* [Excerpted text]
▬▬▬▬▬▬▬▬▬▬

A critical event in the history of the United States was the signing of the Indian Removal Act by President Andrew Jackson in 1830. This event was significant because it paved the way for the American government to force the Native Americans off of their traditional lands. It had a number of negative consequences in the short term, such as conflicts between Native American tribes and the United States government, as well as the Trail of Tears. It also had negative effects in the long term, because it put the Native American tribes in a vulnerable position and created tension that still exists today. Therefore, the signing of the Indian Removal Act ultimately changed history for the worse.
Leading up to the passage of the Indian Removal Act, in the first few decades of the nineteenth century, white Americans became increasingly interested in expanding their land holdings in the southeastern United States, particularly for the purpose of growing cotton. However, those lands were occupied by several Native American tribes, including the Cherokee, Creek, Choctaw, Chicasaw and Seminole tribes. Before 1830, eleven treaties were negotiated with the tribes, but Indian migration was voluntary, and only a few Native Americans left. To protect their rights, some Native American tribes engaged in violent conflict with settlers, while the Cherokee tribe tried and failed to win their rights in the American courts.
Andrew Jackson was instrumental in treaty negotiation in the early years of the 19th century, so when he became president, he convinced Congress to pass the Indian Removal Act of 1830. Under the terms of this law, the President would be able to give Native American tribes land west of the Mississippi River, known as “Indian Territory,” if they agreed to leave their land in the southeast. Although the Native Americans were supposed to be able to choose whether or not to accept the government’s author, the implementation of the Indian Removal Act was highly exploitative. Instead of negotiating amenably with the tribes, President Jackson and other government officials used coercion, bribery, and threats to force Native American tribes to leave their land in the southeast and move to Indian Territory.
As with previous attempts to remove Indians from their land, the Indian Removal Act led to military and legal conflict between the United States government and the Native American tribes. For example, the refusals of members of the Seminole tribe to comply with government demands to move to new lands led to the Second Seminole War from 1835 to 1842 and the Third Seminole War from 1858. Together, the wars cost thousands of lives and millions of dollars for the American government before the last of the Seminoles were finally removed.
Although there were no major wars with the other tribes in the area, they were also poorly treated. The Cherokee attempted to assert their rights by taking their case to the Supreme Court in 1831, and although they initially won the case, the decision was later reversed. Then, in 1833, American government officials signed a treaty with a fringe faction of the tribe, and although the main tribal leaders protested, they were given until 1838 to leave their land or be removed by force. In 1838, sixteen thousand Cherokee remained, so the United States government sent in troops and forced them out. This forced migration to eastern Oklahoma, during which four thousand tribe members died of exposure and disease, came to be known as the Trail of Tears.
Overall, the signing of the Indian Removal Act was historically significant because it opened up new territory for white settlers looking for agricultural land, and because it significantly reduced the Native American population in the southeast. By legalizing the exploitation of Native American tribes, the Indian Removal also contributed to tensions between the tribal peoples and the American government. The historical memory of this exploitation continues to hamper negotiations between Native American tribes and the U.S. government over issues like land rights.

▬▬▬▬▬▬▬▬▬▬

Decide whether each statement agrees with the essay on the Indian Removal Act: (a) Before 1830, Native American migration from the southeast was voluntary. (b) The Cherokee's 1831 Supreme Court victory was never overturned. (c) Four thousand Cherokee died during the forced migration called the Trail of Tears. For each, answer yes or no and quote the words of the essay that decide it.

* [Entries shown]

▬▬▬▬▬▬▬▬▬▬

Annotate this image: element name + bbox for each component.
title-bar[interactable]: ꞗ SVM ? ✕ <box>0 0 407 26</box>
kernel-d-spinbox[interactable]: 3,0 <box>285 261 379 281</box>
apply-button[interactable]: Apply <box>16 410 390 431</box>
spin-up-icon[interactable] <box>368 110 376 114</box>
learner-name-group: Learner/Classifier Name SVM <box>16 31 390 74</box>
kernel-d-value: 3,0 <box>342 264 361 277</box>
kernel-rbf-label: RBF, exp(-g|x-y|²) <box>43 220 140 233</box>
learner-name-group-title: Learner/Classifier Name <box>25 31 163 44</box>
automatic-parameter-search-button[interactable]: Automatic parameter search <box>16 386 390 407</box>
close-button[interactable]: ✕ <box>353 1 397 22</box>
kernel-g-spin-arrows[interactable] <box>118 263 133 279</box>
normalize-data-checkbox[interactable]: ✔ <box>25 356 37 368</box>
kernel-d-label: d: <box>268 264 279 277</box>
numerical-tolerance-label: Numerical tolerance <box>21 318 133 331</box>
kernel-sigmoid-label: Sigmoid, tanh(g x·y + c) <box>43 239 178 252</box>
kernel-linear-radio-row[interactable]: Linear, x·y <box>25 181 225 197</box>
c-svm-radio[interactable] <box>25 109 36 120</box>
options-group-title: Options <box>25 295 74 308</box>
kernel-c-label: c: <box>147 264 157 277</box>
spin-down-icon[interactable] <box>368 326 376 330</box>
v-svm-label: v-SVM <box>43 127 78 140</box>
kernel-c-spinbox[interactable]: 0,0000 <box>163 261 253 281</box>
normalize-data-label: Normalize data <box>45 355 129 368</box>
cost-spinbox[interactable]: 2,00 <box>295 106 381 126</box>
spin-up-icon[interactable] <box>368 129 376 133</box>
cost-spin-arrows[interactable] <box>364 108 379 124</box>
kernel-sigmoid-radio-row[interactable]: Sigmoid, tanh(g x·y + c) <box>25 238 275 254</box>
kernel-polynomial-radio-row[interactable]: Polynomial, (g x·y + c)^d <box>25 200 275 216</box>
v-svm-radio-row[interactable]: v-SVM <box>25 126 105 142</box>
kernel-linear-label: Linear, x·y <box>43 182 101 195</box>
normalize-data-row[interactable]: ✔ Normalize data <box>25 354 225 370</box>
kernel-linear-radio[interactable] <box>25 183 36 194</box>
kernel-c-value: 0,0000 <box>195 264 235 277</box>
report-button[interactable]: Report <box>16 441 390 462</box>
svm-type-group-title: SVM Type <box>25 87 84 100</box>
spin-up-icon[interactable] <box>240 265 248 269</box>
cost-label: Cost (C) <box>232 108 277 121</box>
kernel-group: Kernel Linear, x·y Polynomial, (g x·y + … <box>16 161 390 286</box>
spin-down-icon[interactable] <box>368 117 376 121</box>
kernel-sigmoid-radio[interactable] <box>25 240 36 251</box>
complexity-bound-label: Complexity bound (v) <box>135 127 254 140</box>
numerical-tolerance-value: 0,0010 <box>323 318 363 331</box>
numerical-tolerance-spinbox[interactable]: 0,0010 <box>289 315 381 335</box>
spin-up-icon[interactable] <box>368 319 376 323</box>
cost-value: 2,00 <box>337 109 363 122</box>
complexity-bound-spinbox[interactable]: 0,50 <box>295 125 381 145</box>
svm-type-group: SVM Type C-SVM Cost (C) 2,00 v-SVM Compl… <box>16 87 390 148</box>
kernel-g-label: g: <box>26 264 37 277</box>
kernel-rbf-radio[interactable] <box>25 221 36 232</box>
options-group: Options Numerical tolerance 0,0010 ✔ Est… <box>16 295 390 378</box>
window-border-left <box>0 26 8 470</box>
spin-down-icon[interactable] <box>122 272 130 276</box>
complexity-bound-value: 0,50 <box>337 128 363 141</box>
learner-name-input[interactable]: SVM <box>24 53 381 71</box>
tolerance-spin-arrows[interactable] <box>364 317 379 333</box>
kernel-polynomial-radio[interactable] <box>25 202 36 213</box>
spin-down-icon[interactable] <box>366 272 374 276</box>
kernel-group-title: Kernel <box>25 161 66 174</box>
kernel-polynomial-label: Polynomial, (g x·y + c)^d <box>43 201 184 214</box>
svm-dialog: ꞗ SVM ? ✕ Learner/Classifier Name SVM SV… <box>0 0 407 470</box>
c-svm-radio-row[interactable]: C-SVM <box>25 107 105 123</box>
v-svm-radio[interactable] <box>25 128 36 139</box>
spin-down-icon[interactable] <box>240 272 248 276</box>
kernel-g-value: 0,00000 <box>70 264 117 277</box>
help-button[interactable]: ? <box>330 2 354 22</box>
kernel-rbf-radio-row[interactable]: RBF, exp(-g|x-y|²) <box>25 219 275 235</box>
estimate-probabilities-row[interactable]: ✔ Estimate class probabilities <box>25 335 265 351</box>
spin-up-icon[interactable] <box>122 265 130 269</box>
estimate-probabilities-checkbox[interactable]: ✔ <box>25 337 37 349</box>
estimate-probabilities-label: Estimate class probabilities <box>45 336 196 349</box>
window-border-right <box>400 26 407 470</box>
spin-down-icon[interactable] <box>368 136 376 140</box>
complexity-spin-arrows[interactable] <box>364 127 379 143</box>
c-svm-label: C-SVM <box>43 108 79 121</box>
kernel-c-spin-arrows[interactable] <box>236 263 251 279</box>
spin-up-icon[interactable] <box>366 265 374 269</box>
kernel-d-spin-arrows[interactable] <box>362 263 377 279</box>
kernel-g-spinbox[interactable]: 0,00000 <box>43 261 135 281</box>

▬▬▬▬▬▬▬▬▬▬

* [Solution to this exercise]
(a) Yes: "Indian migration was voluntary, and only a few Native Americans left."
(b) No: "although they initially won the case, the decision was later reversed."
(c) Yes: "four thousand tribe members died of exposure and disease, came to be known as the Trail of Tears."